== Records for the exercise

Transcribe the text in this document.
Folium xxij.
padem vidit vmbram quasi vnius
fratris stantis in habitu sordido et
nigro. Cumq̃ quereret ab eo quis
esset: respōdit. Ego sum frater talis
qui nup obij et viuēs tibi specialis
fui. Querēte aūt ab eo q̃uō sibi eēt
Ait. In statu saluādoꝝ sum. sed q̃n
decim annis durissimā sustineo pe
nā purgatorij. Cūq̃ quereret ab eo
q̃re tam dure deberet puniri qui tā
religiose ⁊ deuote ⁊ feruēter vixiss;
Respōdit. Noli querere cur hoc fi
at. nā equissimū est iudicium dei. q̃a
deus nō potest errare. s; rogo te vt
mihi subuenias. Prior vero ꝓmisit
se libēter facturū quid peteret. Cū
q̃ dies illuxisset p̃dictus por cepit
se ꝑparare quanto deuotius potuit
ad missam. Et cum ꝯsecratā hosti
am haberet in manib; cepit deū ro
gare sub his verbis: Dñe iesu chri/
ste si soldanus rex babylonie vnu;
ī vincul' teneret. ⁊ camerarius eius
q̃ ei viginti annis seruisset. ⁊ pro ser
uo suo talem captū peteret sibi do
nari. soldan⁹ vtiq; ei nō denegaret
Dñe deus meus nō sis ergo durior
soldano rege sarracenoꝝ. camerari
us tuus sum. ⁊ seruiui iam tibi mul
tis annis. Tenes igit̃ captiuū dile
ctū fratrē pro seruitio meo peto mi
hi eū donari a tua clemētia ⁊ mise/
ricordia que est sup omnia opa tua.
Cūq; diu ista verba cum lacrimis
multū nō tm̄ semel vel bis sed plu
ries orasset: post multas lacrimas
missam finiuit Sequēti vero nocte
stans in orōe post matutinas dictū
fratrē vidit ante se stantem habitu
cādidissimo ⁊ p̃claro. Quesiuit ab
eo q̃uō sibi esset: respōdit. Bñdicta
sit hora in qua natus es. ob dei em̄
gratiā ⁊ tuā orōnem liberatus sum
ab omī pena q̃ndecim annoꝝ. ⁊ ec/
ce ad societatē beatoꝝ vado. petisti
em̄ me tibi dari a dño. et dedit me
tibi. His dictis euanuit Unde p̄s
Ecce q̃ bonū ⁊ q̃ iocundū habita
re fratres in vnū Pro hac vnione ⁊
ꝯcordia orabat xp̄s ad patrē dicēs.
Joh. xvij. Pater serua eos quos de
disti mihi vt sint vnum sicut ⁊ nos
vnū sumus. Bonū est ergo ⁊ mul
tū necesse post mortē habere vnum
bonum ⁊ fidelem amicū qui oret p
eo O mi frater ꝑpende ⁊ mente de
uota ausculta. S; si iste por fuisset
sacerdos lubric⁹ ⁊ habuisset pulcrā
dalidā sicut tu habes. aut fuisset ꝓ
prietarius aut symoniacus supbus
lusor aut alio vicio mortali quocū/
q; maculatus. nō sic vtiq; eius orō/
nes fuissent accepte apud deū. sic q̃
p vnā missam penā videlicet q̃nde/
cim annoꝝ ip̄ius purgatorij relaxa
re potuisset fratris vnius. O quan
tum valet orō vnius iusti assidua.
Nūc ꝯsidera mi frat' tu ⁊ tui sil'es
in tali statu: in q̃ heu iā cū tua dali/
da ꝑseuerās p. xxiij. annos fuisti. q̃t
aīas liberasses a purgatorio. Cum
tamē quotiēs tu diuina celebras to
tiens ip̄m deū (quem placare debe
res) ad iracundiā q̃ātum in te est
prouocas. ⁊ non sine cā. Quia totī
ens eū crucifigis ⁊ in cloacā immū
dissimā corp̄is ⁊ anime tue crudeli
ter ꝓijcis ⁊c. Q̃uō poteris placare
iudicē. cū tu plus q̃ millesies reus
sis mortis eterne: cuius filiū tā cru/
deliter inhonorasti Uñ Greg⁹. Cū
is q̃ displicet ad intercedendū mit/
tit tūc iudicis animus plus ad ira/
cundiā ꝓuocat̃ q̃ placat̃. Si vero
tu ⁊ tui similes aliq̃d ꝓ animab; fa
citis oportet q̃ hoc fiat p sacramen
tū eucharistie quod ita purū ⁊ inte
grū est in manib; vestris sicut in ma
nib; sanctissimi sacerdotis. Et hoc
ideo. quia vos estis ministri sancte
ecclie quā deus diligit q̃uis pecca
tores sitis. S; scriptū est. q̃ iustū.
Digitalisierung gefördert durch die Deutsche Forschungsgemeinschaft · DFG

====

Only the number is wanted: how many lines of the data contain the word "vnius"?

3